PROBLEM TO WORK ON
Omit the pictures from the entries below and retype everything else exactly.

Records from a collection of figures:

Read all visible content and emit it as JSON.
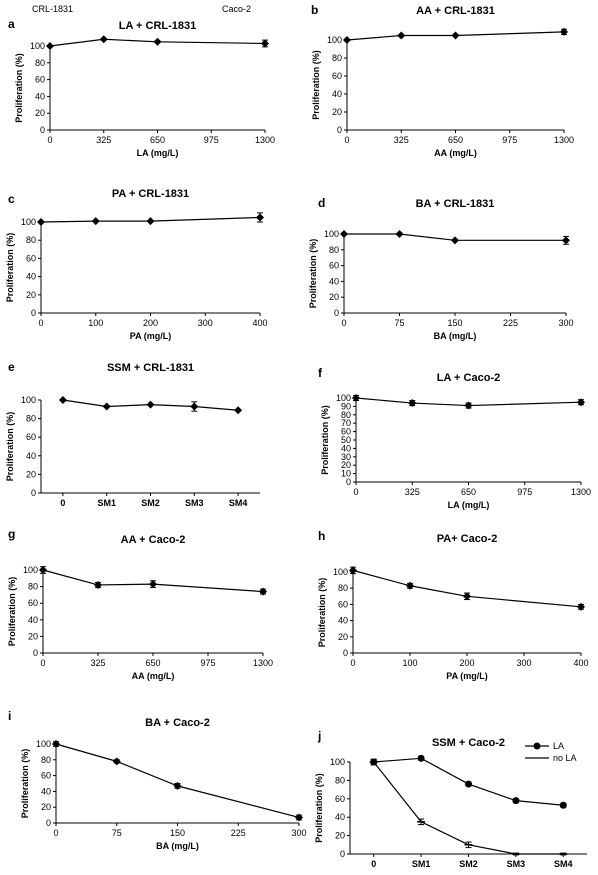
{
  "header": {
    "left": "CRL-1831",
    "right": "Caco-2"
  },
  "chart_data": [
    {
      "letter": "a",
      "title": "LA + CRL-1831",
      "type": "line",
      "xlabel": "LA (mg/L)",
      "ylabel": "Proliferation (%)",
      "x": [
        0,
        325,
        650,
        1300
      ],
      "xticks": [
        "0",
        "325",
        "650",
        "975",
        "1300"
      ],
      "xlim": [
        0,
        1300
      ],
      "ylim": [
        0,
        100
      ],
      "yticks": [
        "0",
        "20",
        "40",
        "60",
        "80",
        "100"
      ],
      "series": [
        {
          "name": "",
          "marker": "diamond",
          "values": [
            100,
            108,
            105,
            103
          ],
          "errors": [
            0,
            0,
            0,
            4
          ]
        }
      ]
    },
    {
      "letter": "b",
      "title": "AA + CRL-1831",
      "type": "line",
      "xlabel": "AA (mg/L)",
      "ylabel": "Proliferation (%)",
      "x": [
        0,
        325,
        650,
        1300
      ],
      "xticks": [
        "0",
        "325",
        "650",
        "975",
        "1300"
      ],
      "xlim": [
        0,
        1300
      ],
      "ylim": [
        0,
        100
      ],
      "yticks": [
        "0",
        "20",
        "40",
        "60",
        "80",
        "100"
      ],
      "series": [
        {
          "name": "",
          "marker": "diamond",
          "values": [
            100,
            105,
            105,
            109
          ],
          "errors": [
            0,
            0,
            0,
            3
          ]
        }
      ]
    },
    {
      "letter": "c",
      "title": "PA + CRL-1831",
      "type": "line",
      "xlabel": "PA (mg/L)",
      "ylabel": "Proliferation (%)",
      "x": [
        0,
        100,
        200,
        400
      ],
      "xticks": [
        "0",
        "100",
        "200",
        "300",
        "400"
      ],
      "xlim": [
        0,
        400
      ],
      "ylim": [
        0,
        100
      ],
      "yticks": [
        "0",
        "20",
        "40",
        "60",
        "80",
        "100"
      ],
      "series": [
        {
          "name": "",
          "marker": "diamond",
          "values": [
            100,
            101,
            101,
            105
          ],
          "errors": [
            0,
            0,
            0,
            5
          ]
        }
      ]
    },
    {
      "letter": "d",
      "title": "BA + CRL-1831",
      "type": "line",
      "xlabel": "BA (mg/L)",
      "ylabel": "Proliferation (%)",
      "x": [
        0,
        75,
        150,
        300
      ],
      "xticks": [
        "0",
        "75",
        "150",
        "225",
        "300"
      ],
      "xlim": [
        0,
        300
      ],
      "ylim": [
        0,
        100
      ],
      "yticks": [
        "0",
        "20",
        "40",
        "60",
        "80",
        "100"
      ],
      "series": [
        {
          "name": "",
          "marker": "diamond",
          "values": [
            100,
            100,
            92,
            92
          ],
          "errors": [
            0,
            0,
            0,
            5
          ]
        }
      ]
    },
    {
      "letter": "e",
      "title": "SSM + CRL-1831",
      "type": "line",
      "xlabel": "",
      "ylabel": "Proliferation (%)",
      "categories": [
        "0",
        "SM1",
        "SM2",
        "SM3",
        "SM4"
      ],
      "ylim": [
        0,
        100
      ],
      "yticks": [
        "0",
        "20",
        "40",
        "60",
        "80",
        "100"
      ],
      "series": [
        {
          "name": "",
          "marker": "diamond",
          "values": [
            100,
            93,
            95,
            93,
            89
          ],
          "errors": [
            0,
            0,
            0,
            5,
            0
          ]
        }
      ]
    },
    {
      "letter": "f",
      "title": "LA + Caco-2",
      "type": "line",
      "xlabel": "LA (mg/L)",
      "ylabel": "Proliferation (%)",
      "x": [
        0,
        325,
        650,
        1300
      ],
      "xticks": [
        "0",
        "325",
        "650",
        "975",
        "1300"
      ],
      "xlim": [
        0,
        1300
      ],
      "ylim": [
        0,
        100
      ],
      "yticks": [
        "0",
        "10",
        "20",
        "30",
        "40",
        "50",
        "60",
        "70",
        "80",
        "90",
        "100"
      ],
      "series": [
        {
          "name": "",
          "marker": "diamond",
          "values": [
            100,
            94,
            91,
            95
          ],
          "errors": [
            3,
            3,
            3,
            3
          ]
        }
      ]
    },
    {
      "letter": "g",
      "title": "AA + Caco-2",
      "type": "line",
      "xlabel": "AA (mg/L)",
      "ylabel": "Proliferation (%)",
      "x": [
        0,
        325,
        650,
        1300
      ],
      "xticks": [
        "0",
        "325",
        "650",
        "975",
        "1300"
      ],
      "xlim": [
        0,
        1300
      ],
      "ylim": [
        0,
        100
      ],
      "yticks": [
        "0",
        "20",
        "40",
        "60",
        "80",
        "100"
      ],
      "series": [
        {
          "name": "",
          "marker": "diamond",
          "values": [
            100,
            82,
            83,
            74
          ],
          "errors": [
            4,
            3,
            4,
            3
          ]
        }
      ]
    },
    {
      "letter": "h",
      "title": "PA+ Caco-2",
      "type": "line",
      "xlabel": "PA (mg/L)",
      "ylabel": "Proliferation (%)",
      "x": [
        0,
        100,
        200,
        400
      ],
      "xticks": [
        "0",
        "100",
        "200",
        "300",
        "400"
      ],
      "xlim": [
        0,
        400
      ],
      "ylim": [
        0,
        100
      ],
      "yticks": [
        "0",
        "20",
        "40",
        "60",
        "80",
        "100"
      ],
      "series": [
        {
          "name": "",
          "marker": "diamond",
          "values": [
            102,
            83,
            70,
            57
          ],
          "errors": [
            4,
            3,
            4,
            3
          ]
        }
      ]
    },
    {
      "letter": "i",
      "title": "BA + Caco-2",
      "type": "line",
      "xlabel": "BA (mg/L)",
      "ylabel": "Proliferation (%)",
      "x": [
        0,
        75,
        150,
        300
      ],
      "xticks": [
        "0",
        "75",
        "150",
        "225",
        "300"
      ],
      "xlim": [
        0,
        300
      ],
      "ylim": [
        0,
        100
      ],
      "yticks": [
        "0",
        "20",
        "40",
        "60",
        "80",
        "100"
      ],
      "series": [
        {
          "name": "",
          "marker": "diamond",
          "values": [
            100,
            78,
            47,
            7
          ],
          "errors": [
            3,
            2,
            3,
            3
          ]
        }
      ]
    },
    {
      "letter": "j",
      "title": "SSM + Caco-2",
      "type": "line",
      "xlabel": "",
      "ylabel": "Proliferation (%)",
      "categories": [
        "0",
        "SM1",
        "SM2",
        "SM3",
        "SM4"
      ],
      "ylim": [
        0,
        100
      ],
      "yticks": [
        "0",
        "20",
        "40",
        "60",
        "80",
        "100"
      ],
      "legend": "top-right",
      "series": [
        {
          "name": "LA",
          "marker": "circle",
          "values": [
            100,
            104,
            76,
            58,
            53
          ],
          "errors": [
            3,
            2,
            2,
            2,
            2
          ]
        },
        {
          "name": "no LA",
          "marker": "dash",
          "values": [
            100,
            35,
            10,
            0,
            0
          ],
          "errors": [
            3,
            3,
            3,
            1,
            1
          ]
        }
      ]
    }
  ]
}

FINISHED TASK
Read all visible content and emit it as JSON.
{
  "header": {
    "left": "CRL-1831",
    "right": "Caco-2"
  },
  "chart_data": [
    {
      "letter": "a",
      "title": "LA + CRL-1831",
      "type": "line",
      "xlabel": "LA (mg/L)",
      "ylabel": "Proliferation (%)",
      "x": [
        0,
        325,
        650,
        1300
      ],
      "xticks": [
        "0",
        "325",
        "650",
        "975",
        "1300"
      ],
      "xlim": [
        0,
        1300
      ],
      "ylim": [
        0,
        100
      ],
      "yticks": [
        "0",
        "20",
        "40",
        "60",
        "80",
        "100"
      ],
      "series": [
        {
          "name": "",
          "marker": "diamond",
          "values": [
            100,
            108,
            105,
            103
          ],
          "errors": [
            0,
            0,
            0,
            4
          ]
        }
      ]
    },
    {
      "letter": "b",
      "title": "AA + CRL-1831",
      "type": "line",
      "xlabel": "AA (mg/L)",
      "ylabel": "Proliferation (%)",
      "x": [
        0,
        325,
        650,
        1300
      ],
      "xticks": [
        "0",
        "325",
        "650",
        "975",
        "1300"
      ],
      "xlim": [
        0,
        1300
      ],
      "ylim": [
        0,
        100
      ],
      "yticks": [
        "0",
        "20",
        "40",
        "60",
        "80",
        "100"
      ],
      "series": [
        {
          "name": "",
          "marker": "diamond",
          "values": [
            100,
            105,
            105,
            109
          ],
          "errors": [
            0,
            0,
            0,
            3
          ]
        }
      ]
    },
    {
      "letter": "c",
      "title": "PA + CRL-1831",
      "type": "line",
      "xlabel": "PA (mg/L)",
      "ylabel": "Proliferation (%)",
      "x": [
        0,
        100,
        200,
        400
      ],
      "xticks": [
        "0",
        "100",
        "200",
        "300",
        "400"
      ],
      "xlim": [
        0,
        400
      ],
      "ylim": [
        0,
        100
      ],
      "yticks": [
        "0",
        "20",
        "40",
        "60",
        "80",
        "100"
      ],
      "series": [
        {
          "name": "",
          "marker": "diamond",
          "values": [
            100,
            101,
            101,
            105
          ],
          "errors": [
            0,
            0,
            0,
            5
          ]
        }
      ]
    },
    {
      "letter": "d",
      "title": "BA + CRL-1831",
      "type": "line",
      "xlabel": "BA (mg/L)",
      "ylabel": "Proliferation (%)",
      "x": [
        0,
        75,
        150,
        300
      ],
      "xticks": [
        "0",
        "75",
        "150",
        "225",
        "300"
      ],
      "xlim": [
        0,
        300
      ],
      "ylim": [
        0,
        100
      ],
      "yticks": [
        "0",
        "20",
        "40",
        "60",
        "80",
        "100"
      ],
      "series": [
        {
          "name": "",
          "marker": "diamond",
          "values": [
            100,
            100,
            92,
            92
          ],
          "errors": [
            0,
            0,
            0,
            5
          ]
        }
      ]
    },
    {
      "letter": "e",
      "title": "SSM + CRL-1831",
      "type": "line",
      "xlabel": "",
      "ylabel": "Proliferation (%)",
      "categories": [
        "0",
        "SM1",
        "SM2",
        "SM3",
        "SM4"
      ],
      "ylim": [
        0,
        100
      ],
      "yticks": [
        "0",
        "20",
        "40",
        "60",
        "80",
        "100"
      ],
      "series": [
        {
          "name": "",
          "marker": "diamond",
          "values": [
            100,
            93,
            95,
            93,
            89
          ],
          "errors": [
            0,
            0,
            0,
            5,
            0
          ]
        }
      ]
    },
    {
      "letter": "f",
      "title": "LA + Caco-2",
      "type": "line",
      "xlabel": "LA (mg/L)",
      "ylabel": "Proliferation (%)",
      "x": [
        0,
        325,
        650,
        1300
      ],
      "xticks": [
        "0",
        "325",
        "650",
        "975",
        "1300"
      ],
      "xlim": [
        0,
        1300
      ],
      "ylim": [
        0,
        100
      ],
      "yticks": [
        "0",
        "10",
        "20",
        "30",
        "40",
        "50",
        "60",
        "70",
        "80",
        "90",
        "100"
      ],
      "series": [
        {
          "name": "",
          "marker": "diamond",
          "values": [
            100,
            94,
            91,
            95
          ],
          "errors": [
            3,
            3,
            3,
            3
          ]
        }
      ]
    },
    {
      "letter": "g",
      "title": "AA + Caco-2",
      "type": "line",
      "xlabel": "AA (mg/L)",
      "ylabel": "Proliferation (%)",
      "x": [
        0,
        325,
        650,
        1300
      ],
      "xticks": [
        "0",
        "325",
        "650",
        "975",
        "1300"
      ],
      "xlim": [
        0,
        1300
      ],
      "ylim": [
        0,
        100
      ],
      "yticks": [
        "0",
        "20",
        "40",
        "60",
        "80",
        "100"
      ],
      "series": [
        {
          "name": "",
          "marker": "diamond",
          "values": [
            100,
            82,
            83,
            74
          ],
          "errors": [
            4,
            3,
            4,
            3
          ]
        }
      ]
    },
    {
      "letter": "h",
      "title": "PA+ Caco-2",
      "type": "line",
      "xlabel": "PA (mg/L)",
      "ylabel": "Proliferation (%)",
      "x": [
        0,
        100,
        200,
        400
      ],
      "xticks": [
        "0",
        "100",
        "200",
        "300",
        "400"
      ],
      "xlim": [
        0,
        400
      ],
      "ylim": [
        0,
        100
      ],
      "yticks": [
        "0",
        "20",
        "40",
        "60",
        "80",
        "100"
      ],
      "series": [
        {
          "name": "",
          "marker": "diamond",
          "values": [
            102,
            83,
            70,
            57
          ],
          "errors": [
            4,
            3,
            4,
            3
          ]
        }
      ]
    },
    {
      "letter": "i",
      "title": "BA + Caco-2",
      "type": "line",
      "xlabel": "BA (mg/L)",
      "ylabel": "Proliferation (%)",
      "x": [
        0,
        75,
        150,
        300
      ],
      "xticks": [
        "0",
        "75",
        "150",
        "225",
        "300"
      ],
      "xlim": [
        0,
        300
      ],
      "ylim": [
        0,
        100
      ],
      "yticks": [
        "0",
        "20",
        "40",
        "60",
        "80",
        "100"
      ],
      "series": [
        {
          "name": "",
          "marker": "diamond",
          "values": [
            100,
            78,
            47,
            7
          ],
          "errors": [
            3,
            2,
            3,
            3
          ]
        }
      ]
    },
    {
      "letter": "j",
      "title": "SSM + Caco-2",
      "type": "line",
      "xlabel": "",
      "ylabel": "Proliferation (%)",
      "categories": [
        "0",
        "SM1",
        "SM2",
        "SM3",
        "SM4"
      ],
      "ylim": [
        0,
        100
      ],
      "yticks": [
        "0",
        "20",
        "40",
        "60",
        "80",
        "100"
      ],
      "legend": "top-right",
      "series": [
        {
          "name": "LA",
          "marker": "circle",
          "values": [
            100,
            104,
            76,
            58,
            53
          ],
          "errors": [
            3,
            2,
            2,
            2,
            2
          ]
        },
        {
          "name": "no LA",
          "marker": "dash",
          "values": [
            100,
            35,
            10,
            0,
            0
          ],
          "errors": [
            3,
            3,
            3,
            1,
            1
          ]
        }
      ]
    }
  ]
}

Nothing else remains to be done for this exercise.